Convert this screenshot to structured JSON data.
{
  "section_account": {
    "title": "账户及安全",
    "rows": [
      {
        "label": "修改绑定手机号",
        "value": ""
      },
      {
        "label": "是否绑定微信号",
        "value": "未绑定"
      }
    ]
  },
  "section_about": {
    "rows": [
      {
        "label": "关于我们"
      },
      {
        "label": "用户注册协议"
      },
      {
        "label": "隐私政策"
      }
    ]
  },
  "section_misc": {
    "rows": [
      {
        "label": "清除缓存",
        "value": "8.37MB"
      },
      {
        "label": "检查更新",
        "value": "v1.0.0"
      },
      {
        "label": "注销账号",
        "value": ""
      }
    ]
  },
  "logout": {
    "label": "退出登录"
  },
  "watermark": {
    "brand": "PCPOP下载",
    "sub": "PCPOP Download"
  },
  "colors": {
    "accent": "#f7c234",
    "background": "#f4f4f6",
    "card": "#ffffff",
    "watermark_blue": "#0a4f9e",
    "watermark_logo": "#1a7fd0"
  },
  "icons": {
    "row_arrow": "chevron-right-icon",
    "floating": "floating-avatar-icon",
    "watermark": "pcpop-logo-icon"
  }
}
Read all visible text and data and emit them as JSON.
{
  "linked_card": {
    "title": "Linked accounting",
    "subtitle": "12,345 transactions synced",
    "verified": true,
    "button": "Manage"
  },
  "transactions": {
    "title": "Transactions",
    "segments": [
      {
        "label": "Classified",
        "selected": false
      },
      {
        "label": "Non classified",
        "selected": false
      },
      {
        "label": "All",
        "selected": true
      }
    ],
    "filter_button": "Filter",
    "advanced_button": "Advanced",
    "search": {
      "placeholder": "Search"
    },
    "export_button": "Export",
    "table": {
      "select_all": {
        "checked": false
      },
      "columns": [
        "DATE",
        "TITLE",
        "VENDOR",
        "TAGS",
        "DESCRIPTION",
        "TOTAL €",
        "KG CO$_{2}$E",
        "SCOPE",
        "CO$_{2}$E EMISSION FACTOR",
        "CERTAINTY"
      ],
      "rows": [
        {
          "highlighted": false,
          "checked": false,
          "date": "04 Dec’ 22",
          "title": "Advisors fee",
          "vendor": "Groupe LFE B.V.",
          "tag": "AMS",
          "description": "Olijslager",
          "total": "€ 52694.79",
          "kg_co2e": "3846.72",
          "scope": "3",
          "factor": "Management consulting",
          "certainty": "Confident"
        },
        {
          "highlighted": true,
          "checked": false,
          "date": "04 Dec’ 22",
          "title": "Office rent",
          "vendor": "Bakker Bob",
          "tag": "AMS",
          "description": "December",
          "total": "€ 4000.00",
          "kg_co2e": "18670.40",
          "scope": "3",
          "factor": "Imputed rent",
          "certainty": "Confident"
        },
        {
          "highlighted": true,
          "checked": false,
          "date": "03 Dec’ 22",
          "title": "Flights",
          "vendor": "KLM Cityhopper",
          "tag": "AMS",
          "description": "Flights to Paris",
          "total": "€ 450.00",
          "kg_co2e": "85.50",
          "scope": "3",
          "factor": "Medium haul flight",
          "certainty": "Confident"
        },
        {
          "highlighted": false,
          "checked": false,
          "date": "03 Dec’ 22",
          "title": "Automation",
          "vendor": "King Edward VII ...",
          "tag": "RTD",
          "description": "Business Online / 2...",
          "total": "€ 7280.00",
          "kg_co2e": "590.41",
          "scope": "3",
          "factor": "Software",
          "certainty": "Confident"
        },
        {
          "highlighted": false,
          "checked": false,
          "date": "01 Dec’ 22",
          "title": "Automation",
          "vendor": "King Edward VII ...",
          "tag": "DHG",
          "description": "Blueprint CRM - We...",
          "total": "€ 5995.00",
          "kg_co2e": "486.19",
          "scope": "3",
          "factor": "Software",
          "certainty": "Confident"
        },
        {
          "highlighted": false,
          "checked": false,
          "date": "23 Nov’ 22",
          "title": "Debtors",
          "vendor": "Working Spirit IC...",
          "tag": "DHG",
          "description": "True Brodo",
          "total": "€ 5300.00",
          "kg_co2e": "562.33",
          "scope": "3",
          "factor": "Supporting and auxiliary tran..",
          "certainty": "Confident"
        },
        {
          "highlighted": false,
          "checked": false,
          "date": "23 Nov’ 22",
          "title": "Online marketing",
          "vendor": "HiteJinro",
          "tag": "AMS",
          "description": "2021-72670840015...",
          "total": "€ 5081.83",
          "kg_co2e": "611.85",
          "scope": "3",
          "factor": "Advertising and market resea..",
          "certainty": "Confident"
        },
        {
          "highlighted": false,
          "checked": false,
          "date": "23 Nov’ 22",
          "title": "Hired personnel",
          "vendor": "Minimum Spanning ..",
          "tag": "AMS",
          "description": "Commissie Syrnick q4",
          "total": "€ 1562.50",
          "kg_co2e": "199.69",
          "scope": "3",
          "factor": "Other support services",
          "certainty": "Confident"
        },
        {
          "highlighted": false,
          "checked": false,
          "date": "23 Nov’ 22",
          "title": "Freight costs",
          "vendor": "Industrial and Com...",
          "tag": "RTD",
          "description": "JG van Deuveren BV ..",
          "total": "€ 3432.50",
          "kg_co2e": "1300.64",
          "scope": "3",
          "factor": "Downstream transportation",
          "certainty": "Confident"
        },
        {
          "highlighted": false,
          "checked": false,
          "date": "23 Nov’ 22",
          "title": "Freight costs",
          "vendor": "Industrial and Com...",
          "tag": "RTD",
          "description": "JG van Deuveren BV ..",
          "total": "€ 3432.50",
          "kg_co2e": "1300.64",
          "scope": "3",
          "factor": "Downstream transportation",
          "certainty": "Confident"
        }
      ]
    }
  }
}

####

▶ **To do**
Write down every line of the data above that includes the string "Online".

▶ **Correct output**
          "description": "Business Online / 2...",
          "title": "Online marketing",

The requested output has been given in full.